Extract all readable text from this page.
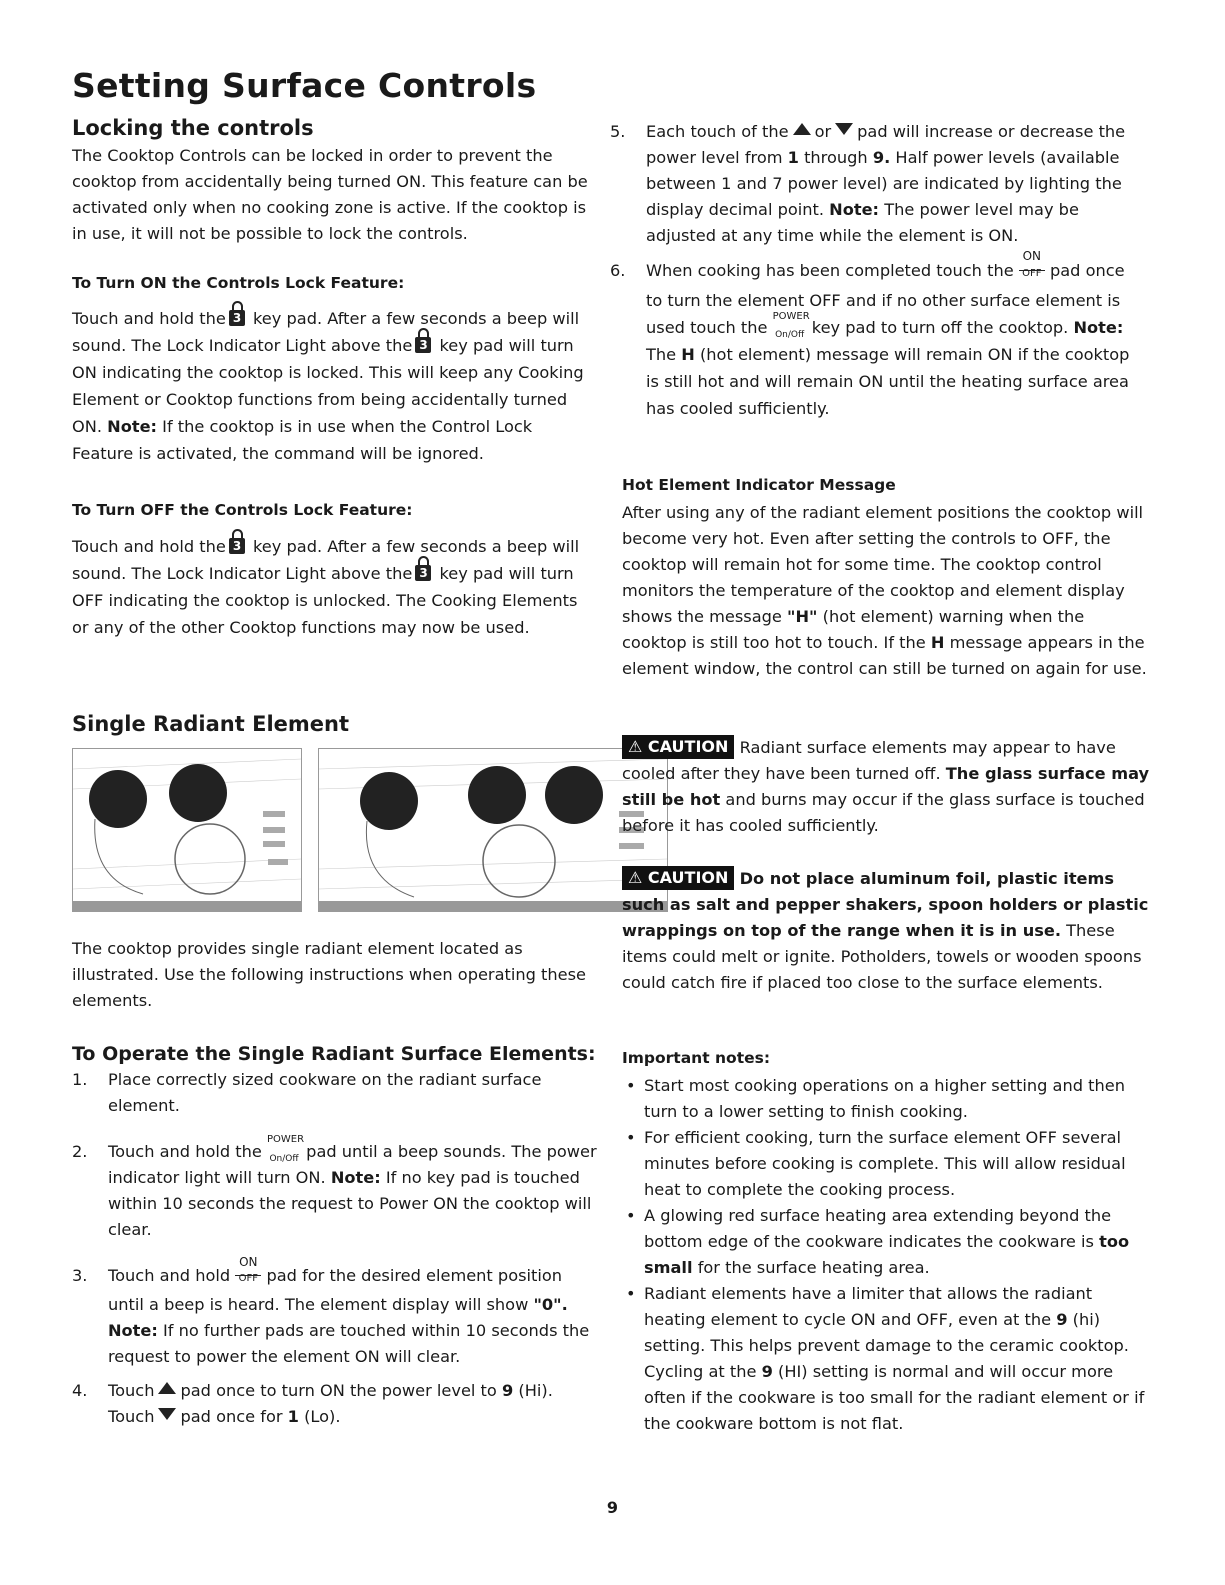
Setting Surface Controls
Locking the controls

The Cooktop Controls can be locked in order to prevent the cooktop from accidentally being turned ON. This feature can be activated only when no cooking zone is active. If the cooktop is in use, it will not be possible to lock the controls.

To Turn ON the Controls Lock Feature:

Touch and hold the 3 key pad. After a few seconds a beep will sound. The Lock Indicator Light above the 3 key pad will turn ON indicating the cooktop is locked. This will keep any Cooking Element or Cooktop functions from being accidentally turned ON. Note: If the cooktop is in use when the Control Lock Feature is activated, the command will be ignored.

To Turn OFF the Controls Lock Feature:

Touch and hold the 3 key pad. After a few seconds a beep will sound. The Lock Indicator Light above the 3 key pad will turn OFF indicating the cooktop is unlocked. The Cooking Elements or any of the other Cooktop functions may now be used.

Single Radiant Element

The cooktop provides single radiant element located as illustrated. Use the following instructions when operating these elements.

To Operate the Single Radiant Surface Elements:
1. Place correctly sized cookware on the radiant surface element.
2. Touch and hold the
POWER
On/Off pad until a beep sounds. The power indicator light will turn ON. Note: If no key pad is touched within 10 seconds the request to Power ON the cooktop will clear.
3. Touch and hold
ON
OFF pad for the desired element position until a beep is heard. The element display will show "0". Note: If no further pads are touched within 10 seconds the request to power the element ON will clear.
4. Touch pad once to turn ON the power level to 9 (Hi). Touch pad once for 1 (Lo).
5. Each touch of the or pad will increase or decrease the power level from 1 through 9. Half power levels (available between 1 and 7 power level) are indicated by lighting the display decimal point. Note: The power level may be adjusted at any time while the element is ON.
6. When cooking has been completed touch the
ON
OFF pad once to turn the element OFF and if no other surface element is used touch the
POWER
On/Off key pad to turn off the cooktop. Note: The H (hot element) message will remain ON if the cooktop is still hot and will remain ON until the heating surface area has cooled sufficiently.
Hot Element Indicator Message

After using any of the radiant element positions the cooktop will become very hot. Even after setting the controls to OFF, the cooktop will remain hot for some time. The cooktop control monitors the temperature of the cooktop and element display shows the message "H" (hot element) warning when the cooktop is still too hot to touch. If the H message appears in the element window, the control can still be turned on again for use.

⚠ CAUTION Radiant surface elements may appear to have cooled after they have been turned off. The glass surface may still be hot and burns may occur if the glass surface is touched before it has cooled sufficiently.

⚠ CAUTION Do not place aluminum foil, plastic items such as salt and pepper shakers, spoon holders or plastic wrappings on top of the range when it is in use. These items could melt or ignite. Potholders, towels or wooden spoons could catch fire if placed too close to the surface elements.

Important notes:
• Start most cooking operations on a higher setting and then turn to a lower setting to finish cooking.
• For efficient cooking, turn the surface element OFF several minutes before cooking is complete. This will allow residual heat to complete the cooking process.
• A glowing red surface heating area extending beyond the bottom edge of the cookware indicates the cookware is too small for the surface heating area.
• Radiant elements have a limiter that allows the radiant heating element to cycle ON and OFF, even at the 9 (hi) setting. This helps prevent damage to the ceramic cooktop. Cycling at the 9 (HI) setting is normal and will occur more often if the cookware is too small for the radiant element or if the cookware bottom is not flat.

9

--------------------------------

What to work on: Identify and list each line with the word "once".

Solution below:
4. Touch pad once to turn ON the power level to 9 (Hi). Touch pad once for 1 (Lo).
OFF pad once to turn the element OFF and if no other surface element is used touch the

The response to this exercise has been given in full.